AIM OF THE TASK: Locate each line holding the string "tu¹¹" and copy it.

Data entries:
######

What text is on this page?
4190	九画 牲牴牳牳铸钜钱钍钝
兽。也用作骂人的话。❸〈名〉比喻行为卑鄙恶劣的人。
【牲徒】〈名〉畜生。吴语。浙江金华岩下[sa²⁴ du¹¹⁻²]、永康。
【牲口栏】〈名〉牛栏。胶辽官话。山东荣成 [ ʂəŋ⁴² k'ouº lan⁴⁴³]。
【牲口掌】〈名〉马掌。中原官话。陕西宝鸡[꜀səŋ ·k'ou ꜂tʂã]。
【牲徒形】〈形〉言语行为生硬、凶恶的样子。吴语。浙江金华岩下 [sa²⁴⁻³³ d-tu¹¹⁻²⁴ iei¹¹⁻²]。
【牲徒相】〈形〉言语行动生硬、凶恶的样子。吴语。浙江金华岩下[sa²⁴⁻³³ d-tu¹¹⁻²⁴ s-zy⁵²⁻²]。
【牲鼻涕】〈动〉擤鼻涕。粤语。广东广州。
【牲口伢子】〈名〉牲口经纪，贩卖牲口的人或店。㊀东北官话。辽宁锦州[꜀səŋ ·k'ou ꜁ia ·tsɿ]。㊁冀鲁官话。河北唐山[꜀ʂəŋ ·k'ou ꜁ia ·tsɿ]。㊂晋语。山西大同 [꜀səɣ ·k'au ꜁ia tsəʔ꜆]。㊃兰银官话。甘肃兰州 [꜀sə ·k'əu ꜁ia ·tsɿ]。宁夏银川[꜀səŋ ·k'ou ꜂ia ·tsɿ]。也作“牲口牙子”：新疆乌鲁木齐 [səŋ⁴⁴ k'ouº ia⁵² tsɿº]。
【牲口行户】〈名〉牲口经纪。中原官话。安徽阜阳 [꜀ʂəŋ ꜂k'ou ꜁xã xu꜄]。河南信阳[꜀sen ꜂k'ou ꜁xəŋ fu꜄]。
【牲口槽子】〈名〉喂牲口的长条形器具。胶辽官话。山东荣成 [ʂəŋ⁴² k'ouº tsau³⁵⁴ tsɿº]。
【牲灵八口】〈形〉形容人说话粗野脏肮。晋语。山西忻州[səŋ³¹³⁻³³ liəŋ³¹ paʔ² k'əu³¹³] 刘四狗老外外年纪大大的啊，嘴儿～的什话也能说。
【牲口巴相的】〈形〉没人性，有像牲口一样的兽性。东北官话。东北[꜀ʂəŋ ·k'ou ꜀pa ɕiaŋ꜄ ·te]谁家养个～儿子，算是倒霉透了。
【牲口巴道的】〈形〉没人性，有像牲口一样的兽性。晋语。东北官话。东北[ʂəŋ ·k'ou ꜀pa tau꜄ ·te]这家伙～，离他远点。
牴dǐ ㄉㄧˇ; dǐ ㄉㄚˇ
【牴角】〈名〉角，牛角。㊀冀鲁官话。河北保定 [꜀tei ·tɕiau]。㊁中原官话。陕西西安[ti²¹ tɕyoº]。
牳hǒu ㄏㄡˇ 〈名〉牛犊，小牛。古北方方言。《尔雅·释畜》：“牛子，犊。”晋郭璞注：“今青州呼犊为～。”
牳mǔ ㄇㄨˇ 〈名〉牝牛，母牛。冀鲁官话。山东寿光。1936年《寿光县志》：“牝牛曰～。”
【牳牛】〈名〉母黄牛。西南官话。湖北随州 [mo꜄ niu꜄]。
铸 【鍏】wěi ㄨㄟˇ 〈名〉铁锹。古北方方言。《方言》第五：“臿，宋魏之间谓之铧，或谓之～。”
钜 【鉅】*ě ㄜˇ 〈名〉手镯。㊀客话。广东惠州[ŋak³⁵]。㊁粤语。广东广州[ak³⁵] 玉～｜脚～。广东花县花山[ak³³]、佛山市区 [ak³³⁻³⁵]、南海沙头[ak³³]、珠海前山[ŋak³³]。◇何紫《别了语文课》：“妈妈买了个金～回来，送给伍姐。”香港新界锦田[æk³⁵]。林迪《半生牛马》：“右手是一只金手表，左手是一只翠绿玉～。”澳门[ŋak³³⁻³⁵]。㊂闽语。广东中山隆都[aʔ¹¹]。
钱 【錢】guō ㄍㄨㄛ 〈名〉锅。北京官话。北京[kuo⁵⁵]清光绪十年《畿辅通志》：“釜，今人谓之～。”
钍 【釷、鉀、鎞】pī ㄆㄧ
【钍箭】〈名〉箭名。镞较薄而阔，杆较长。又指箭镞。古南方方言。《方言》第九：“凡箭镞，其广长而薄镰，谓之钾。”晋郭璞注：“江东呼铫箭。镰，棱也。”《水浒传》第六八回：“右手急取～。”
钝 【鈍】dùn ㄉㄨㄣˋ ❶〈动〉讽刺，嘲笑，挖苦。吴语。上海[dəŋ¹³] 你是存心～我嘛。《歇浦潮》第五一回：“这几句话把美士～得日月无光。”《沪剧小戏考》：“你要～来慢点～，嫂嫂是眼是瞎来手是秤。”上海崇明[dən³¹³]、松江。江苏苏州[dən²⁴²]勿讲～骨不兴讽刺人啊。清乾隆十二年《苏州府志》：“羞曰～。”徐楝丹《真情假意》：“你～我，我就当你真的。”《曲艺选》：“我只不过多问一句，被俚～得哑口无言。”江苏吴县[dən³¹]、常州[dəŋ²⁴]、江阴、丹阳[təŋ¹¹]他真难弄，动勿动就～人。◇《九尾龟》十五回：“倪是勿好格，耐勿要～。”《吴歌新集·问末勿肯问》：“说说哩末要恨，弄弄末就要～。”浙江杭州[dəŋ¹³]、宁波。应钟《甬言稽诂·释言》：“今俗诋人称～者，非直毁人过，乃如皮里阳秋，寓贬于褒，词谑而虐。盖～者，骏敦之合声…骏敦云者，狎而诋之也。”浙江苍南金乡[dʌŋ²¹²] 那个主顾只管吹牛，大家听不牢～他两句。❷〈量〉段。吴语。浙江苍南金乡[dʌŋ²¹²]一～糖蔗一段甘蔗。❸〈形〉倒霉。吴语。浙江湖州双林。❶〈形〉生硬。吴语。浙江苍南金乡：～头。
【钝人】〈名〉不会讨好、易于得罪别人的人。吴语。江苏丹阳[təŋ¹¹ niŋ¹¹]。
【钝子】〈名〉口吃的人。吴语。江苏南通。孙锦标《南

######

OUTPUT FOR THIS EXERCISE:
【牲徒形】〈形〉言语行为生硬、凶恶的样子。吴语。浙江金华岩下 [sa²⁴⁻³³ d-tu¹¹⁻²⁴ iei¹¹⁻²]。
【牲徒相】〈形〉言语行动生硬、凶恶的样子。吴语。浙江金华岩下[sa²⁴⁻³³ d-tu¹¹⁻²⁴ s-zy⁵²⁻²]。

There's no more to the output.